* begin *

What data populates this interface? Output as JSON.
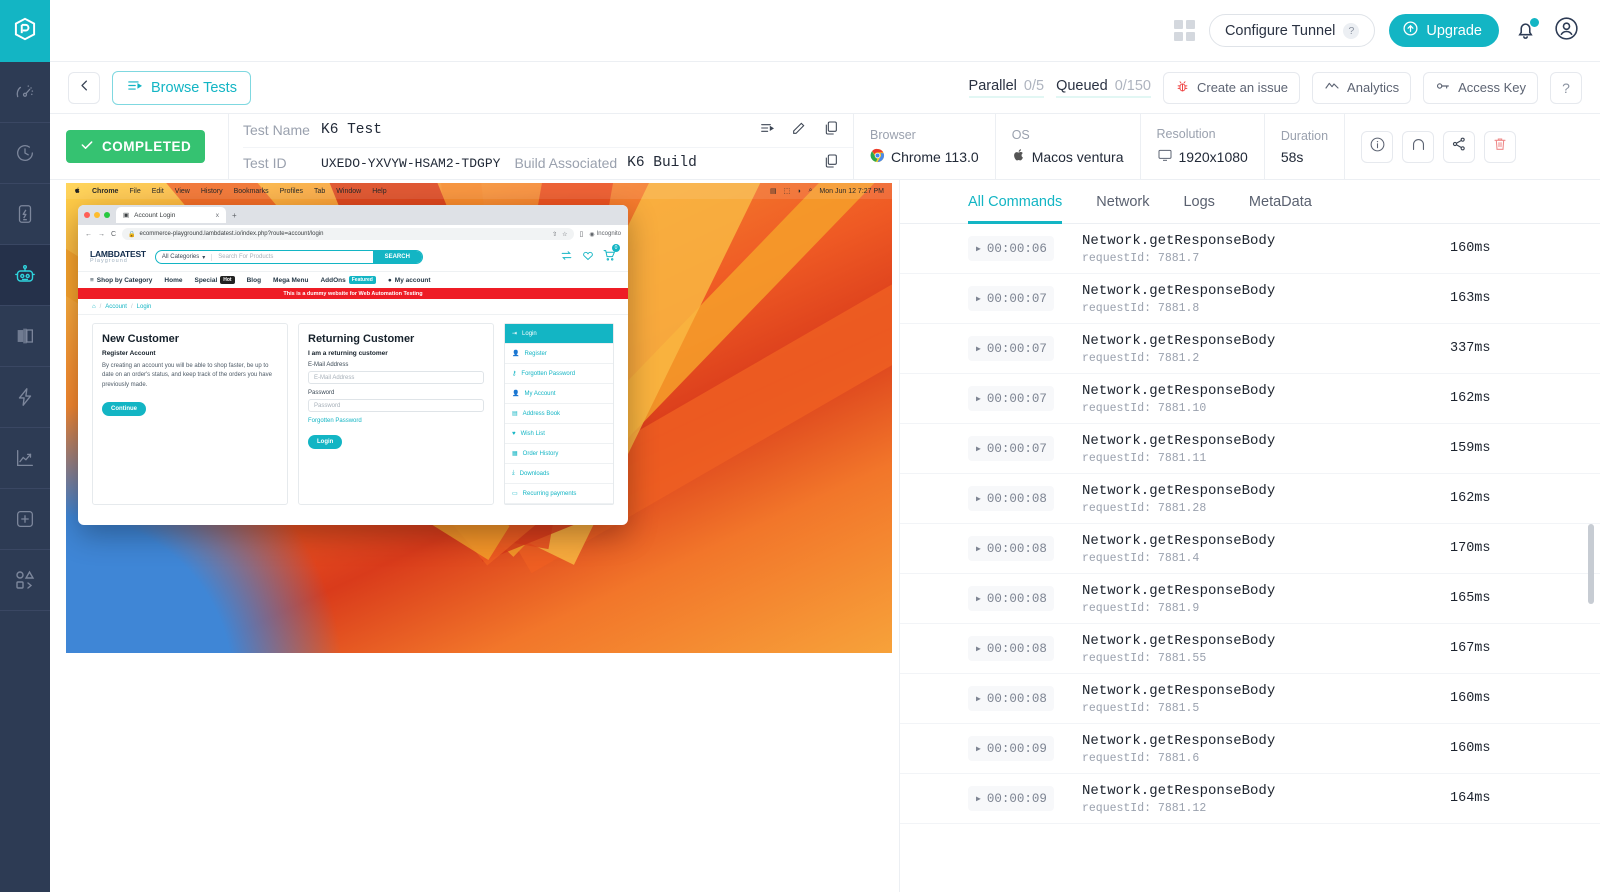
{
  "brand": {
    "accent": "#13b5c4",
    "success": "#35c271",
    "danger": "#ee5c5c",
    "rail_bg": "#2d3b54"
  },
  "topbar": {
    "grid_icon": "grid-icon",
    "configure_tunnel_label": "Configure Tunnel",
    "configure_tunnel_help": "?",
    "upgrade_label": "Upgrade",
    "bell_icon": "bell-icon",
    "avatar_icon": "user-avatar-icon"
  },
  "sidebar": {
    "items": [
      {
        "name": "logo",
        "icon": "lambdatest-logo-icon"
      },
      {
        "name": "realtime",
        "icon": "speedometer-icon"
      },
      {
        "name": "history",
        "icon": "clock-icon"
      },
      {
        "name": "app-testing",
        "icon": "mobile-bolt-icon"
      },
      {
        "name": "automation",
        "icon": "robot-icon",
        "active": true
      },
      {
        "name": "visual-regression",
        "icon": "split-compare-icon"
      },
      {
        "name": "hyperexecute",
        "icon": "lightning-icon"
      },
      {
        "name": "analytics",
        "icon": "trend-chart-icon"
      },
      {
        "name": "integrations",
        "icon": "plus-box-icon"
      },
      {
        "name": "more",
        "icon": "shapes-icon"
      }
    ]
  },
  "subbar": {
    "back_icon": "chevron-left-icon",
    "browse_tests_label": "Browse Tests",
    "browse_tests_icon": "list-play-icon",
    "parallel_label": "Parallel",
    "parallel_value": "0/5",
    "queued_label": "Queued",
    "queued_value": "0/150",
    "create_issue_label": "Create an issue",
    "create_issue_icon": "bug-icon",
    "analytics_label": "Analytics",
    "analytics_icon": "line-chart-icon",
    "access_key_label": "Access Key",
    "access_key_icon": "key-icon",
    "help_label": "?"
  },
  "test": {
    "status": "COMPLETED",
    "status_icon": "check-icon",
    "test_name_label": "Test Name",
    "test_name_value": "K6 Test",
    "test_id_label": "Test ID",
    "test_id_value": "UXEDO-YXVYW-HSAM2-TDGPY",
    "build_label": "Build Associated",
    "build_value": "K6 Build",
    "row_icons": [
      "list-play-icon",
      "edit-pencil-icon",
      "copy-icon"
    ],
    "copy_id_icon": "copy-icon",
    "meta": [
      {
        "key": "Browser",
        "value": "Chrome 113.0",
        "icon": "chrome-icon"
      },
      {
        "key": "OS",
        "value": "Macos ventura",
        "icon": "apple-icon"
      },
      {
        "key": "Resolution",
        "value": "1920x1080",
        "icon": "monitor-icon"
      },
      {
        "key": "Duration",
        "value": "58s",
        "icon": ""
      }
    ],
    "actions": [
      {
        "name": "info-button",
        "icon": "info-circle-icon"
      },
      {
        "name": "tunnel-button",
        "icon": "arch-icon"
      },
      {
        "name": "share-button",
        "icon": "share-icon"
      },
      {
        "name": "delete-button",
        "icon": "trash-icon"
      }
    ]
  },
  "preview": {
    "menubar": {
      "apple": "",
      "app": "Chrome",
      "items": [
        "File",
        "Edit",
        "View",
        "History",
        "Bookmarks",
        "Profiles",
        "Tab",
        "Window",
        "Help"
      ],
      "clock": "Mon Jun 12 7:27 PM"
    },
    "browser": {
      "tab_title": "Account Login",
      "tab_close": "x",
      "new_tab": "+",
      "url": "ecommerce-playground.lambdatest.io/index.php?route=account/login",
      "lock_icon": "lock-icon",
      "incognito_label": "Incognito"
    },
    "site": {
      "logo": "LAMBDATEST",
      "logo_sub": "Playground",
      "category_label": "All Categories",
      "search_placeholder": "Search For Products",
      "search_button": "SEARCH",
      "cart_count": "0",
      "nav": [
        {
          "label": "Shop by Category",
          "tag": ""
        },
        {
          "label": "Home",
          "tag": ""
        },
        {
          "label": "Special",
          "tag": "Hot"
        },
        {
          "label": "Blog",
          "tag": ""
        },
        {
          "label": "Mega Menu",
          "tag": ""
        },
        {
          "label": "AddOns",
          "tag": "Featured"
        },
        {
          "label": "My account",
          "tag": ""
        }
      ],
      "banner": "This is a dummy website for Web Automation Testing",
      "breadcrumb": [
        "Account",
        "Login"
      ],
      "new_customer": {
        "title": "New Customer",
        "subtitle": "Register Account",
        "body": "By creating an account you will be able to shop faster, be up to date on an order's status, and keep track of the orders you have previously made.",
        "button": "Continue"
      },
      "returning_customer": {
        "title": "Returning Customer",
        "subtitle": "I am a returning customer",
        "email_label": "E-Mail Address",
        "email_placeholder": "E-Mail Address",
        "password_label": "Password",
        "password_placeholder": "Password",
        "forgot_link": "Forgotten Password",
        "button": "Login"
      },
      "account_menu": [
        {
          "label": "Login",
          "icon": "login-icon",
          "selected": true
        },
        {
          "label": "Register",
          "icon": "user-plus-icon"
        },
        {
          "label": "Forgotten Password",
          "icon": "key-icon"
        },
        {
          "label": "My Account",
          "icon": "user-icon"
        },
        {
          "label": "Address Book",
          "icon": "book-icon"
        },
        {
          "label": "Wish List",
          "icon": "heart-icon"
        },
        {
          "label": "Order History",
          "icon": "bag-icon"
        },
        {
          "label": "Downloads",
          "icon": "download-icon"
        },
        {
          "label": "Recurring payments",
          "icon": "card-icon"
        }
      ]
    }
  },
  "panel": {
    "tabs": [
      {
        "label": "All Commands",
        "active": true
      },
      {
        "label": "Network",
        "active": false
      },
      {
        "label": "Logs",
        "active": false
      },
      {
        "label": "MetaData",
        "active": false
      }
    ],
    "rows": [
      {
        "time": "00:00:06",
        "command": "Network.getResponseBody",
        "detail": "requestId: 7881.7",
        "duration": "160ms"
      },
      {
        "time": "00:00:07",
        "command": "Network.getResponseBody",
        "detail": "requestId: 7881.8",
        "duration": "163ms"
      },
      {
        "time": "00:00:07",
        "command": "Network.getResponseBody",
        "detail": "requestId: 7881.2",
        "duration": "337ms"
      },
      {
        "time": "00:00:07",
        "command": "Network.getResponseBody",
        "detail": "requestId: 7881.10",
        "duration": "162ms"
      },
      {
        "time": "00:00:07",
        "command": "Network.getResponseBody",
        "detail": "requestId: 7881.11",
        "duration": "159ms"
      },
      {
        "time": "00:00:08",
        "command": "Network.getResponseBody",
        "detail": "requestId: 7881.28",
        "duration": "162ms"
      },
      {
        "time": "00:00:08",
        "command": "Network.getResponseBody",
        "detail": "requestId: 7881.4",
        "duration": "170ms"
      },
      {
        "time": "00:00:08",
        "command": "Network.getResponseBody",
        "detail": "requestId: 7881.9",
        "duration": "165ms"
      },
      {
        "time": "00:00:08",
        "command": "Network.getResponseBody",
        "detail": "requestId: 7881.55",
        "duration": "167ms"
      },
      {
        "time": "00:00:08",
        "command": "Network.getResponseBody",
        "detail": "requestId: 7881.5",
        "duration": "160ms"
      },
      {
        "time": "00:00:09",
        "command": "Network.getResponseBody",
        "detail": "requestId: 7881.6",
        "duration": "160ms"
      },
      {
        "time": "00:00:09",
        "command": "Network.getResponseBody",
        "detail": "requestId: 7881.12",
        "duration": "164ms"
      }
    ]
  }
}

* end *

*EXERCISE AIM*. Quote the full listing above word for word; exclude every picture from the copy.

*RESULT FOR THIS TASK*.
What data populates this interface? Output as JSON.
{
  "brand": {
    "accent": "#13b5c4",
    "success": "#35c271",
    "danger": "#ee5c5c",
    "rail_bg": "#2d3b54"
  },
  "topbar": {
    "grid_icon": "grid-icon",
    "configure_tunnel_label": "Configure Tunnel",
    "configure_tunnel_help": "?",
    "upgrade_label": "Upgrade",
    "bell_icon": "bell-icon",
    "avatar_icon": "user-avatar-icon"
  },
  "sidebar": {
    "items": [
      {
        "name": "logo",
        "icon": "lambdatest-logo-icon"
      },
      {
        "name": "realtime",
        "icon": "speedometer-icon"
      },
      {
        "name": "history",
        "icon": "clock-icon"
      },
      {
        "name": "app-testing",
        "icon": "mobile-bolt-icon"
      },
      {
        "name": "automation",
        "icon": "robot-icon",
        "active": true
      },
      {
        "name": "visual-regression",
        "icon": "split-compare-icon"
      },
      {
        "name": "hyperexecute",
        "icon": "lightning-icon"
      },
      {
        "name": "analytics",
        "icon": "trend-chart-icon"
      },
      {
        "name": "integrations",
        "icon": "plus-box-icon"
      },
      {
        "name": "more",
        "icon": "shapes-icon"
      }
    ]
  },
  "subbar": {
    "back_icon": "chevron-left-icon",
    "browse_tests_label": "Browse Tests",
    "browse_tests_icon": "list-play-icon",
    "parallel_label": "Parallel",
    "parallel_value": "0/5",
    "queued_label": "Queued",
    "queued_value": "0/150",
    "create_issue_label": "Create an issue",
    "create_issue_icon": "bug-icon",
    "analytics_label": "Analytics",
    "analytics_icon": "line-chart-icon",
    "access_key_label": "Access Key",
    "access_key_icon": "key-icon",
    "help_label": "?"
  },
  "test": {
    "status": "COMPLETED",
    "status_icon": "check-icon",
    "test_name_label": "Test Name",
    "test_name_value": "K6 Test",
    "test_id_label": "Test ID",
    "test_id_value": "UXEDO-YXVYW-HSAM2-TDGPY",
    "build_label": "Build Associated",
    "build_value": "K6 Build",
    "row_icons": [
      "list-play-icon",
      "edit-pencil-icon",
      "copy-icon"
    ],
    "copy_id_icon": "copy-icon",
    "meta": [
      {
        "key": "Browser",
        "value": "Chrome 113.0",
        "icon": "chrome-icon"
      },
      {
        "key": "OS",
        "value": "Macos ventura",
        "icon": "apple-icon"
      },
      {
        "key": "Resolution",
        "value": "1920x1080",
        "icon": "monitor-icon"
      },
      {
        "key": "Duration",
        "value": "58s",
        "icon": ""
      }
    ],
    "actions": [
      {
        "name": "info-button",
        "icon": "info-circle-icon"
      },
      {
        "name": "tunnel-button",
        "icon": "arch-icon"
      },
      {
        "name": "share-button",
        "icon": "share-icon"
      },
      {
        "name": "delete-button",
        "icon": "trash-icon"
      }
    ]
  },
  "preview": {
    "menubar": {
      "apple": "",
      "app": "Chrome",
      "items": [
        "File",
        "Edit",
        "View",
        "History",
        "Bookmarks",
        "Profiles",
        "Tab",
        "Window",
        "Help"
      ],
      "clock": "Mon Jun 12 7:27 PM"
    },
    "browser": {
      "tab_title": "Account Login",
      "tab_close": "x",
      "new_tab": "+",
      "url": "ecommerce-playground.lambdatest.io/index.php?route=account/login",
      "lock_icon": "lock-icon",
      "incognito_label": "Incognito"
    },
    "site": {
      "logo": "LAMBDATEST",
      "logo_sub": "Playground",
      "category_label": "All Categories",
      "search_placeholder": "Search For Products",
      "search_button": "SEARCH",
      "cart_count": "0",
      "nav": [
        {
          "label": "Shop by Category",
          "tag": ""
        },
        {
          "label": "Home",
          "tag": ""
        },
        {
          "label": "Special",
          "tag": "Hot"
        },
        {
          "label": "Blog",
          "tag": ""
        },
        {
          "label": "Mega Menu",
          "tag": ""
        },
        {
          "label": "AddOns",
          "tag": "Featured"
        },
        {
          "label": "My account",
          "tag": ""
        }
      ],
      "banner": "This is a dummy website for Web Automation Testing",
      "breadcrumb": [
        "Account",
        "Login"
      ],
      "new_customer": {
        "title": "New Customer",
        "subtitle": "Register Account",
        "body": "By creating an account you will be able to shop faster, be up to date on an order's status, and keep track of the orders you have previously made.",
        "button": "Continue"
      },
      "returning_customer": {
        "title": "Returning Customer",
        "subtitle": "I am a returning customer",
        "email_label": "E-Mail Address",
        "email_placeholder": "E-Mail Address",
        "password_label": "Password",
        "password_placeholder": "Password",
        "forgot_link": "Forgotten Password",
        "button": "Login"
      },
      "account_menu": [
        {
          "label": "Login",
          "icon": "login-icon",
          "selected": true
        },
        {
          "label": "Register",
          "icon": "user-plus-icon"
        },
        {
          "label": "Forgotten Password",
          "icon": "key-icon"
        },
        {
          "label": "My Account",
          "icon": "user-icon"
        },
        {
          "label": "Address Book",
          "icon": "book-icon"
        },
        {
          "label": "Wish List",
          "icon": "heart-icon"
        },
        {
          "label": "Order History",
          "icon": "bag-icon"
        },
        {
          "label": "Downloads",
          "icon": "download-icon"
        },
        {
          "label": "Recurring payments",
          "icon": "card-icon"
        }
      ]
    }
  },
  "panel": {
    "tabs": [
      {
        "label": "All Commands",
        "active": true
      },
      {
        "label": "Network",
        "active": false
      },
      {
        "label": "Logs",
        "active": false
      },
      {
        "label": "MetaData",
        "active": false
      }
    ],
    "rows": [
      {
        "time": "00:00:06",
        "command": "Network.getResponseBody",
        "detail": "requestId: 7881.7",
        "duration": "160ms"
      },
      {
        "time": "00:00:07",
        "command": "Network.getResponseBody",
        "detail": "requestId: 7881.8",
        "duration": "163ms"
      },
      {
        "time": "00:00:07",
        "command": "Network.getResponseBody",
        "detail": "requestId: 7881.2",
        "duration": "337ms"
      },
      {
        "time": "00:00:07",
        "command": "Network.getResponseBody",
        "detail": "requestId: 7881.10",
        "duration": "162ms"
      },
      {
        "time": "00:00:07",
        "command": "Network.getResponseBody",
        "detail": "requestId: 7881.11",
        "duration": "159ms"
      },
      {
        "time": "00:00:08",
        "command": "Network.getResponseBody",
        "detail": "requestId: 7881.28",
        "duration": "162ms"
      },
      {
        "time": "00:00:08",
        "command": "Network.getResponseBody",
        "detail": "requestId: 7881.4",
        "duration": "170ms"
      },
      {
        "time": "00:00:08",
        "command": "Network.getResponseBody",
        "detail": "requestId: 7881.9",
        "duration": "165ms"
      },
      {
        "time": "00:00:08",
        "command": "Network.getResponseBody",
        "detail": "requestId: 7881.55",
        "duration": "167ms"
      },
      {
        "time": "00:00:08",
        "command": "Network.getResponseBody",
        "detail": "requestId: 7881.5",
        "duration": "160ms"
      },
      {
        "time": "00:00:09",
        "command": "Network.getResponseBody",
        "detail": "requestId: 7881.6",
        "duration": "160ms"
      },
      {
        "time": "00:00:09",
        "command": "Network.getResponseBody",
        "detail": "requestId: 7881.12",
        "duration": "164ms"
      }
    ]
  }
}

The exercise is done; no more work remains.